Figure data in JSON
%%

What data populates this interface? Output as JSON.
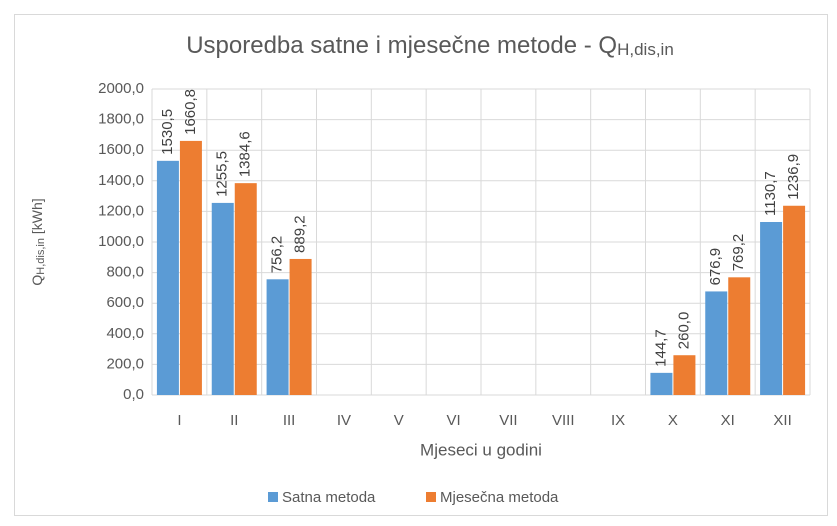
{
  "chart_data": {
    "type": "bar",
    "title": {
      "text": "Usporedba satne i mjesečne metode - Q",
      "subscript": "H,dis,in"
    },
    "y_label": {
      "text": "Q",
      "subscript": "H,dis,in",
      "unit": " [kWh]"
    },
    "x_label": "Mjeseci u godini",
    "categories": [
      "I",
      "II",
      "III",
      "IV",
      "V",
      "VI",
      "VII",
      "VIII",
      "IX",
      "X",
      "XI",
      "XII"
    ],
    "series": [
      {
        "name": "Satna metoda",
        "color": "#5b9bd5",
        "values": [
          1530.5,
          1255.5,
          756.2,
          null,
          null,
          null,
          null,
          null,
          null,
          144.7,
          676.9,
          1130.7
        ],
        "value_labels": [
          "1530,5",
          "1255,5",
          "756,2",
          null,
          null,
          null,
          null,
          null,
          null,
          "144,7",
          "676,9",
          "1130,7"
        ]
      },
      {
        "name": "Mjesečna metoda",
        "color": "#ed7d31",
        "values": [
          1660.8,
          1384.6,
          889.2,
          null,
          null,
          null,
          null,
          null,
          null,
          260.0,
          769.2,
          1236.9
        ],
        "value_labels": [
          "1660,8",
          "1384,6",
          "889,2",
          null,
          null,
          null,
          null,
          null,
          null,
          "260,0",
          "769,2",
          "1236,9"
        ]
      }
    ],
    "ylim": [
      0,
      2000
    ],
    "yticks": [
      {
        "value": 0,
        "label": "0,0"
      },
      {
        "value": 200,
        "label": "200,0"
      },
      {
        "value": 400,
        "label": "400,0"
      },
      {
        "value": 600,
        "label": "600,0"
      },
      {
        "value": 800,
        "label": "800,0"
      },
      {
        "value": 1000,
        "label": "1000,0"
      },
      {
        "value": 1200,
        "label": "1200,0"
      },
      {
        "value": 1400,
        "label": "1400,0"
      },
      {
        "value": 1600,
        "label": "1600,0"
      },
      {
        "value": 1800,
        "label": "1800,0"
      },
      {
        "value": 2000,
        "label": "2000,0"
      }
    ],
    "grid": true,
    "legend": "bottom"
  }
}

%%

* **Task directions**:
Set down the material above as is, without any pictures.

* **Solution for this exercise**:
What data populates this interface? Output as JSON.
{
  "chart_data": {
    "type": "bar",
    "title": {
      "text": "Usporedba satne i mjesečne metode - Q",
      "subscript": "H,dis,in"
    },
    "y_label": {
      "text": "Q",
      "subscript": "H,dis,in",
      "unit": " [kWh]"
    },
    "x_label": "Mjeseci u godini",
    "categories": [
      "I",
      "II",
      "III",
      "IV",
      "V",
      "VI",
      "VII",
      "VIII",
      "IX",
      "X",
      "XI",
      "XII"
    ],
    "series": [
      {
        "name": "Satna metoda",
        "color": "#5b9bd5",
        "values": [
          1530.5,
          1255.5,
          756.2,
          null,
          null,
          null,
          null,
          null,
          null,
          144.7,
          676.9,
          1130.7
        ],
        "value_labels": [
          "1530,5",
          "1255,5",
          "756,2",
          null,
          null,
          null,
          null,
          null,
          null,
          "144,7",
          "676,9",
          "1130,7"
        ]
      },
      {
        "name": "Mjesečna metoda",
        "color": "#ed7d31",
        "values": [
          1660.8,
          1384.6,
          889.2,
          null,
          null,
          null,
          null,
          null,
          null,
          260.0,
          769.2,
          1236.9
        ],
        "value_labels": [
          "1660,8",
          "1384,6",
          "889,2",
          null,
          null,
          null,
          null,
          null,
          null,
          "260,0",
          "769,2",
          "1236,9"
        ]
      }
    ],
    "ylim": [
      0,
      2000
    ],
    "yticks": [
      {
        "value": 0,
        "label": "0,0"
      },
      {
        "value": 200,
        "label": "200,0"
      },
      {
        "value": 400,
        "label": "400,0"
      },
      {
        "value": 600,
        "label": "600,0"
      },
      {
        "value": 800,
        "label": "800,0"
      },
      {
        "value": 1000,
        "label": "1000,0"
      },
      {
        "value": 1200,
        "label": "1200,0"
      },
      {
        "value": 1400,
        "label": "1400,0"
      },
      {
        "value": 1600,
        "label": "1600,0"
      },
      {
        "value": 1800,
        "label": "1800,0"
      },
      {
        "value": 2000,
        "label": "2000,0"
      }
    ],
    "grid": true,
    "legend": "bottom"
  }
}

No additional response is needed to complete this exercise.